### Data records
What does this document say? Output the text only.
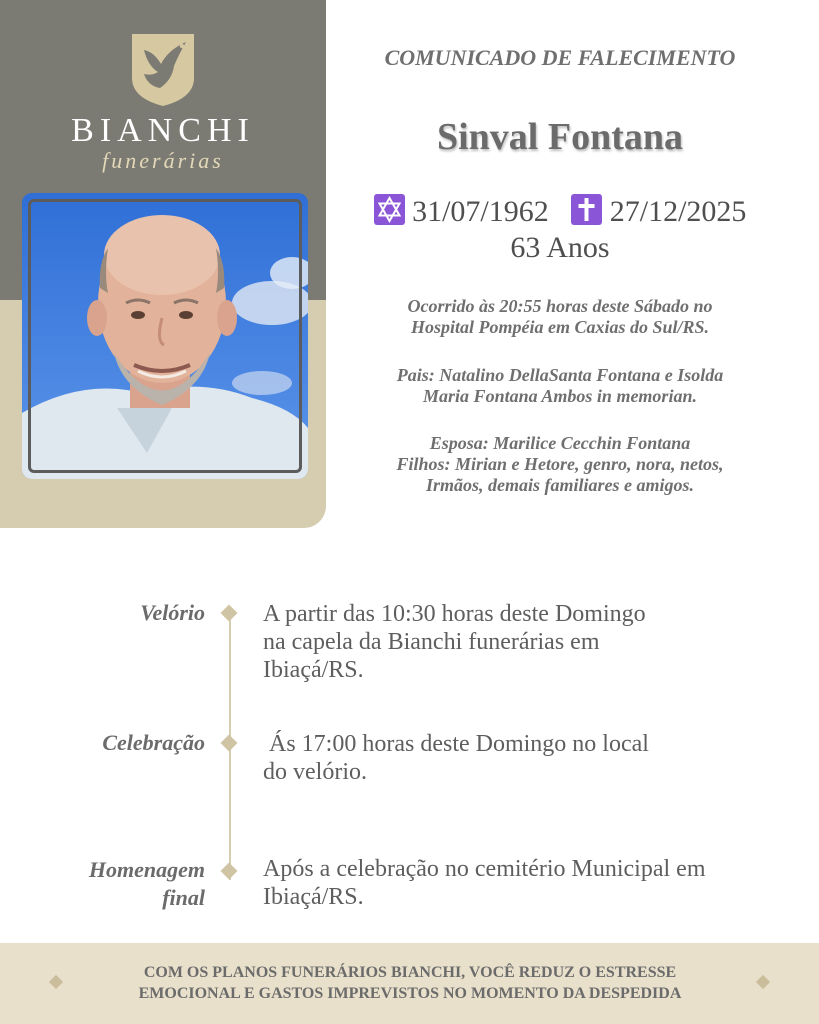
BIANCHI
funerárias
COMUNICADO DE FALECIMENTO
Sinval Fontana
31/07/1962 27/12/2025
63 Anos

Ocorrido às 20:55 horas deste Sábado no

Hospital Pompéia em Caxias do Sul/RS.

Pais: Natalino DellaSanta Fontana e Isolda

Maria Fontana Ambos in memorian.

Esposa: Marilice Cecchin Fontana

Filhos: Mirian e Hetore, genro, nora, netos,

Irmãos, demais familiares e amigos.

Velório A partir das 10:30 horas deste Domingo
na capela da Bianchi funerárias em
Ibiaçá/RS.
Celebração Ás 17:00 horas deste Domingo no local
do velório.
Homenagem
final
Após a celebração no cemitério Municipal em
Ibiaçá/RS.
COM OS PLANOS FUNERÁRIOS BIANCHI, VOCÊ REDUZ O ESTRESSE
EMOCIONAL E GASTOS IMPREVISTOS NO MOMENTO DA DESPEDIDA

### Directive
Filter the records above for lines containing the word "deste", and copy those lines.

### Task output
Ocorrido às 20:55 horas deste Sábado no
Velório A partir das 10:30 horas deste Domingo
Celebração Ás 17:00 horas deste Domingo no local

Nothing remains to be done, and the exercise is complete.